Requirements
From the entries that follow, pick out all lines holding "letter".

— Begin —

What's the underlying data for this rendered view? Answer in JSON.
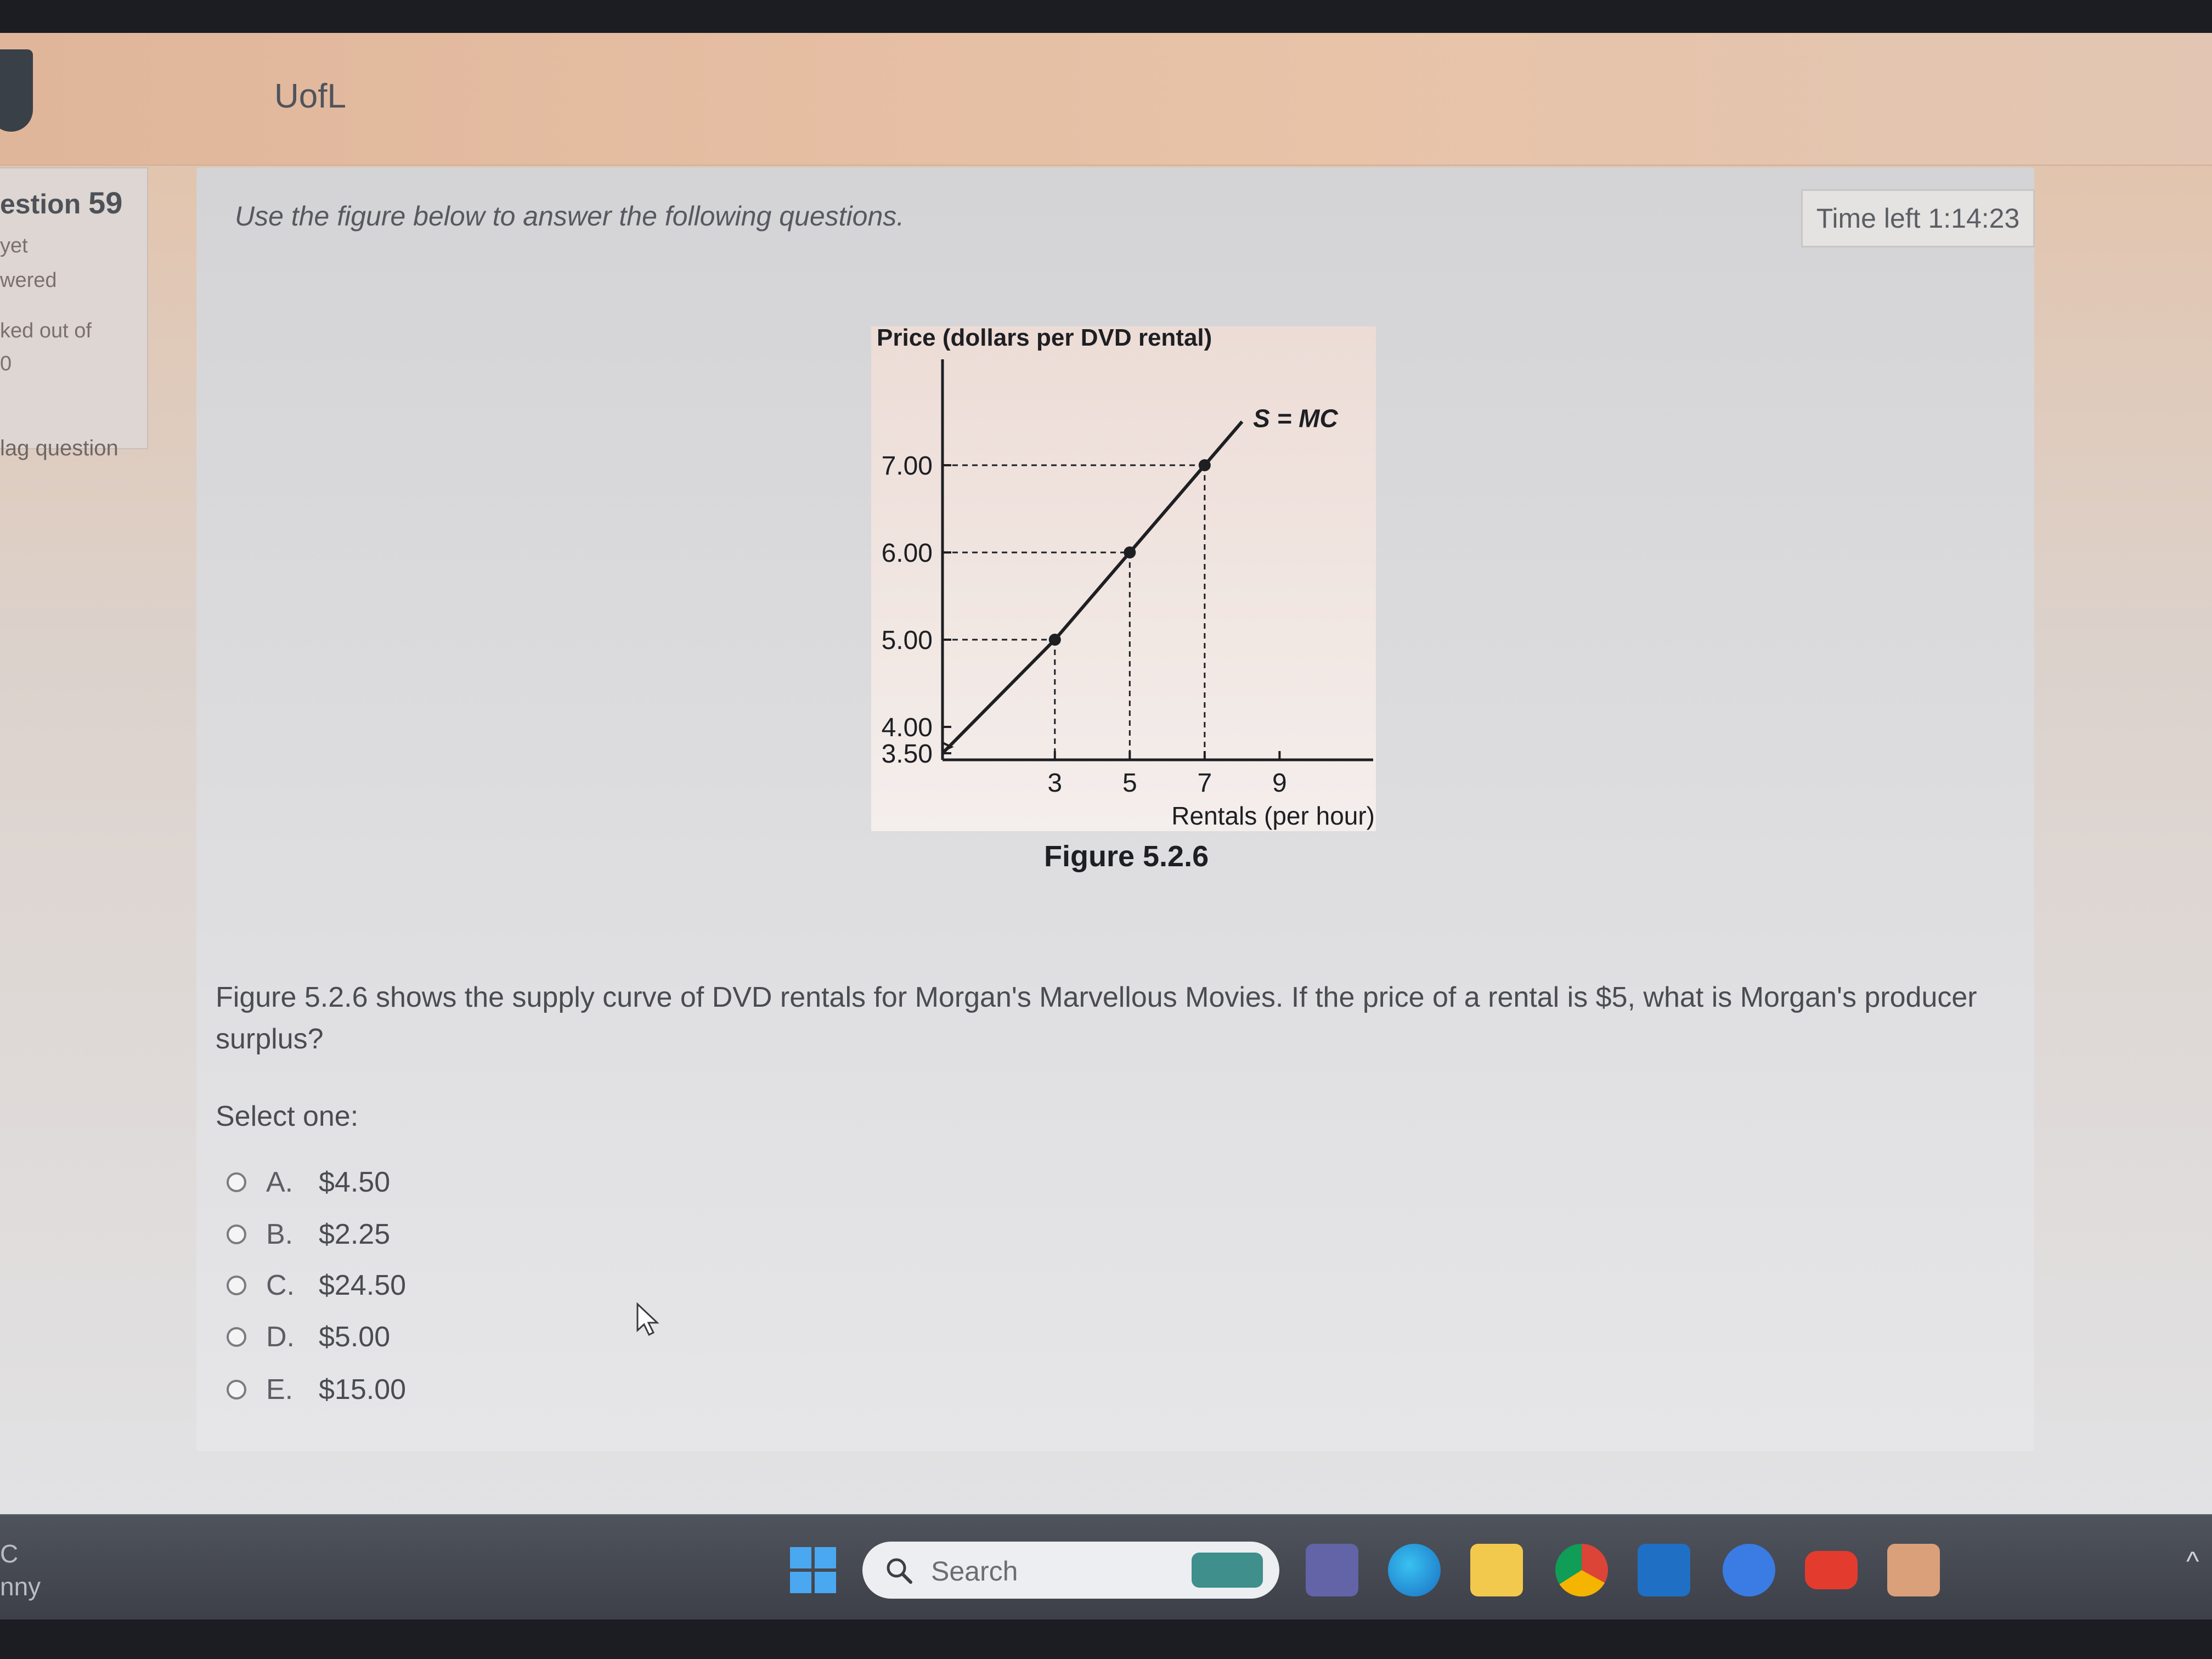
{
  "header": {
    "site_name": "UofL"
  },
  "sidebar": {
    "question_word": "estion",
    "question_number": "59",
    "status_line1": "yet",
    "status_line2": "wered",
    "marks_line1": "ked out of",
    "marks_line2": "0",
    "flag_label": "lag question"
  },
  "content": {
    "instructions": "Use the figure below to answer the following questions.",
    "timer": "Time left 1:14:23",
    "figure_caption": "Figure 5.2.6",
    "question": "Figure 5.2.6 shows the supply curve of DVD rentals for Morgan's Marvellous Movies. If the price of a rental is $5, what is Morgan's producer surplus?",
    "select_label": "Select one:",
    "options": [
      {
        "letter": "A.",
        "value": "$4.50"
      },
      {
        "letter": "B.",
        "value": "$2.25"
      },
      {
        "letter": "C.",
        "value": "$24.50"
      },
      {
        "letter": "D.",
        "value": "$5.00"
      },
      {
        "letter": "E.",
        "value": "$15.00"
      }
    ]
  },
  "chart_data": {
    "type": "line",
    "ylabel": "Price (dollars per DVD rental)",
    "xlabel": "Rentals (per hour)",
    "curve_label": "S = MC",
    "y_ticks": [
      "7.00",
      "6.00",
      "5.00",
      "4.00",
      "3.50"
    ],
    "y_tick_values": [
      7.0,
      6.0,
      5.0,
      4.0,
      3.5
    ],
    "x_ticks": [
      "3",
      "5",
      "7",
      "9"
    ],
    "x_tick_values": [
      3,
      5,
      7,
      9
    ],
    "series": [
      {
        "x": [
          0,
          3,
          5,
          7,
          8
        ],
        "y": [
          3.5,
          5.0,
          6.0,
          7.0,
          7.5
        ]
      }
    ],
    "marked_points": [
      {
        "x": 3,
        "y": 5.0
      },
      {
        "x": 5,
        "y": 6.0
      },
      {
        "x": 7,
        "y": 7.0
      }
    ],
    "xlim": [
      0,
      11.5
    ],
    "ylim_note": "y axis scale breaks below 4.00",
    "colors": {
      "line": "#1d1f23",
      "background": "#f1e7e3"
    }
  },
  "taskbar": {
    "left_line1": "C",
    "left_line2": "nny",
    "search_placeholder": "Search",
    "icons": [
      "windows-start-icon",
      "teams-icon",
      "edge-icon",
      "file-explorer-icon",
      "chrome-icon",
      "outlook-icon",
      "facebook-icon",
      "youtube-icon",
      "app-icon"
    ]
  }
}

— End —

Full response
        "letter": "A.",
        "letter": "B.",
        "letter": "C.",
        "letter": "D.",
        "letter": "E.",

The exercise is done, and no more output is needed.